• _WHAT THIS TASK INVOLVES_
Identify, in the records below, every line where the string "image" appears, and copy each such line.

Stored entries
===============

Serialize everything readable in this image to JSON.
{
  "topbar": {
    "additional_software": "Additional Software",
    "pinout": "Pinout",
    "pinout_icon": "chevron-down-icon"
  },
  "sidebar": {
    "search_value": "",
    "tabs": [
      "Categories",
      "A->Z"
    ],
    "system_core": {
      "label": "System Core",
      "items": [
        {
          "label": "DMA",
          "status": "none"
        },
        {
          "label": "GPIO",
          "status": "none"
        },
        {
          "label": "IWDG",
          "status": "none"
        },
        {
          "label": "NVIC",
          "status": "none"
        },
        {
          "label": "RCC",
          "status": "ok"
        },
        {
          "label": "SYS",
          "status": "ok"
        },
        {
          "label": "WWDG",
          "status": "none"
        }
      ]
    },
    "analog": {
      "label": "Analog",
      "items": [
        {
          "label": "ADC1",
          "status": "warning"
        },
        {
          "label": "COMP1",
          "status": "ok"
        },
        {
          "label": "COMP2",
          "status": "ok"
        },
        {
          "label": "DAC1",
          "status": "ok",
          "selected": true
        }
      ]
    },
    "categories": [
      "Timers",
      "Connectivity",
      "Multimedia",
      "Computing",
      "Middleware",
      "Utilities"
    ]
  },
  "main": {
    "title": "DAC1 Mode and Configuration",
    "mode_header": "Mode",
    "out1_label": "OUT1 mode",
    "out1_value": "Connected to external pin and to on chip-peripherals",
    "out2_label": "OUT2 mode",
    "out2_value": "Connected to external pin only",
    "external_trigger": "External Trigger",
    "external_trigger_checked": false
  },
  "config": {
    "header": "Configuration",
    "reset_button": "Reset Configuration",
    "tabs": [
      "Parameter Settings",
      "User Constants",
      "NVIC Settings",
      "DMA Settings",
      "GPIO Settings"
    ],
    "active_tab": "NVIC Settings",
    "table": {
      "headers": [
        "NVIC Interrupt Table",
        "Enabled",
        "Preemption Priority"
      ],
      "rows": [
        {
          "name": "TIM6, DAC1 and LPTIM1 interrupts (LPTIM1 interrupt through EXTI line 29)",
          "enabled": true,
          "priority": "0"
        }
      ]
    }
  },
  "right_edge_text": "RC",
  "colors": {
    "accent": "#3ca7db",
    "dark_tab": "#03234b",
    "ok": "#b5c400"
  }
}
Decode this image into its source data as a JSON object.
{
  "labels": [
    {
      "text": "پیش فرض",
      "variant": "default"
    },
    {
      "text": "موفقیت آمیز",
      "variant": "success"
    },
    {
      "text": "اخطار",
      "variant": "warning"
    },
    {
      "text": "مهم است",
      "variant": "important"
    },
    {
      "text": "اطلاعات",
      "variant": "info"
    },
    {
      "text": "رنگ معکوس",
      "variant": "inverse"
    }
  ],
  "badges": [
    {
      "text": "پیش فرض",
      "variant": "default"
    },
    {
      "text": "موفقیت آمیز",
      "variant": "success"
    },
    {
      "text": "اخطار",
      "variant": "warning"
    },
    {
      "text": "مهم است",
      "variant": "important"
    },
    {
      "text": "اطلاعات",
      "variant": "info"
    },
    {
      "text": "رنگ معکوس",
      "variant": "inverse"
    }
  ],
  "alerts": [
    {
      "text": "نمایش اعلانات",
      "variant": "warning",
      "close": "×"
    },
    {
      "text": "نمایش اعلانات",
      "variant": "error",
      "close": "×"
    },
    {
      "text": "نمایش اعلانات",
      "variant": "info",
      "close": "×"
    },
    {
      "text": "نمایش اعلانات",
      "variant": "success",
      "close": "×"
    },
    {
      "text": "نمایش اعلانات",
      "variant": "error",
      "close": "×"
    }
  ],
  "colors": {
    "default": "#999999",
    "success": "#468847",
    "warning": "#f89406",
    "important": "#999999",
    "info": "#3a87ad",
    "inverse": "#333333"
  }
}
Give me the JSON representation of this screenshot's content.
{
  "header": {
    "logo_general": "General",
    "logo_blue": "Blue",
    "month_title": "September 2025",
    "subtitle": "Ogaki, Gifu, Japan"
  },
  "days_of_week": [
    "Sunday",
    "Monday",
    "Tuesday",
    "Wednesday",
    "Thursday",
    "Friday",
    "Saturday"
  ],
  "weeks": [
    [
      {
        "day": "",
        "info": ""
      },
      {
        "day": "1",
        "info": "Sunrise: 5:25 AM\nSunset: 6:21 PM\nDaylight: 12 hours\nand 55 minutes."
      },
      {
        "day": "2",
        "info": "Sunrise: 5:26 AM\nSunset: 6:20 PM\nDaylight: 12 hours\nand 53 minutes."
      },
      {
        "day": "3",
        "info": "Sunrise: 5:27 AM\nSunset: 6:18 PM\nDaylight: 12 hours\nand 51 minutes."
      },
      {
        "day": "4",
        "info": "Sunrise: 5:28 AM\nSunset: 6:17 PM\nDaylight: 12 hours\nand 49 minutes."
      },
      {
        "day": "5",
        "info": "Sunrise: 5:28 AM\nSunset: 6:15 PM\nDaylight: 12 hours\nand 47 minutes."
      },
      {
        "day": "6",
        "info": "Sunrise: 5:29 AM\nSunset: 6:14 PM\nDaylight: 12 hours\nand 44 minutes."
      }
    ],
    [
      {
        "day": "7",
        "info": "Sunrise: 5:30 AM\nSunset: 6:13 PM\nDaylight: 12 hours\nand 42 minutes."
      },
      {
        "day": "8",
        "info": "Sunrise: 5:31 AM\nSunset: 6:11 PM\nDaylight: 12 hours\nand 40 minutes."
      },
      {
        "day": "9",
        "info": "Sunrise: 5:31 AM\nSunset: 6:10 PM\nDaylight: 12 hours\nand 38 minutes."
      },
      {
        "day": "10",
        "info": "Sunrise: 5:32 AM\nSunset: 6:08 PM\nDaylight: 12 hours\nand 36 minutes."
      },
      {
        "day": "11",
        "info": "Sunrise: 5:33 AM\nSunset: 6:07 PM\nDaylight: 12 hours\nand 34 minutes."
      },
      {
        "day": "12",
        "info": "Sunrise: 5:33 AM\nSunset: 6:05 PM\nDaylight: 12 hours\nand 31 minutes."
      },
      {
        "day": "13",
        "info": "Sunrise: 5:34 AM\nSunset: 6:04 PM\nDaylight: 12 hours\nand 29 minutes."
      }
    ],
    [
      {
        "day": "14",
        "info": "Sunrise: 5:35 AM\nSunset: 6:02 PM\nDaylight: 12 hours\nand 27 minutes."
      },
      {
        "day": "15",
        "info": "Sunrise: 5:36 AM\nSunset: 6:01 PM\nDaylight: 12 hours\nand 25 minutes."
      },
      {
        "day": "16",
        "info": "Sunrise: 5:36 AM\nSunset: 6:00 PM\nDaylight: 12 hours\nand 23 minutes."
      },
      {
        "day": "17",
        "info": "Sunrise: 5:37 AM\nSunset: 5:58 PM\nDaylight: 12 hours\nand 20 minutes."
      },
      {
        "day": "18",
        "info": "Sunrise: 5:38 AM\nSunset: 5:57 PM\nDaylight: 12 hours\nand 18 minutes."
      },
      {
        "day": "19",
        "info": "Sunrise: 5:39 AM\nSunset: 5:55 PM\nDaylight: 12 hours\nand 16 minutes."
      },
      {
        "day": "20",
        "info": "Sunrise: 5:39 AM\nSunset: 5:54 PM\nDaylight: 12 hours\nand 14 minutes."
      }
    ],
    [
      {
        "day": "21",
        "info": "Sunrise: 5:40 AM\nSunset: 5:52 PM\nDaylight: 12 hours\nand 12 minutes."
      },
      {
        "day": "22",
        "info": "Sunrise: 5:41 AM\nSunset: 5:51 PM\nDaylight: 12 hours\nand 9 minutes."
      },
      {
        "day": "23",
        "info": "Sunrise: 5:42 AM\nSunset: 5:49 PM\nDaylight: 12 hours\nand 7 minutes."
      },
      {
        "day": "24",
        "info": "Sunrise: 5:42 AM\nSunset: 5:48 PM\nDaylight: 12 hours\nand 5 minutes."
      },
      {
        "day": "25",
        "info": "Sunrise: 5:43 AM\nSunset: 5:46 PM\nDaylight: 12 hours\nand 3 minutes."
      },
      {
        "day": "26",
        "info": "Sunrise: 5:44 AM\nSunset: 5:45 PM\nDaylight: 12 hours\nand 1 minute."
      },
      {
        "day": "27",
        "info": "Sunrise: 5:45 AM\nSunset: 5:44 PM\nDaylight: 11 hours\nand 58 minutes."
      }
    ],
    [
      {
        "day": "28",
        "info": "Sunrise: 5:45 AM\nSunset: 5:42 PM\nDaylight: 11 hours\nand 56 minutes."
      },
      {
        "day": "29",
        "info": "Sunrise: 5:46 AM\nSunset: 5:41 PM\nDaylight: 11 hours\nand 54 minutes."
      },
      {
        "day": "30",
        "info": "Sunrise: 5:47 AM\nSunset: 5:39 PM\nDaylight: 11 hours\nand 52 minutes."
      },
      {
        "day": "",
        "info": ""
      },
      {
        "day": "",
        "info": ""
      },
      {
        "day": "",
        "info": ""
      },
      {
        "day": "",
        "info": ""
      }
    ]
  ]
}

===============

• _ANSWER TO THIS EXERCISE_
Serialize everything readable in this image to JSON.
Decode this image into its source data as a JSON object.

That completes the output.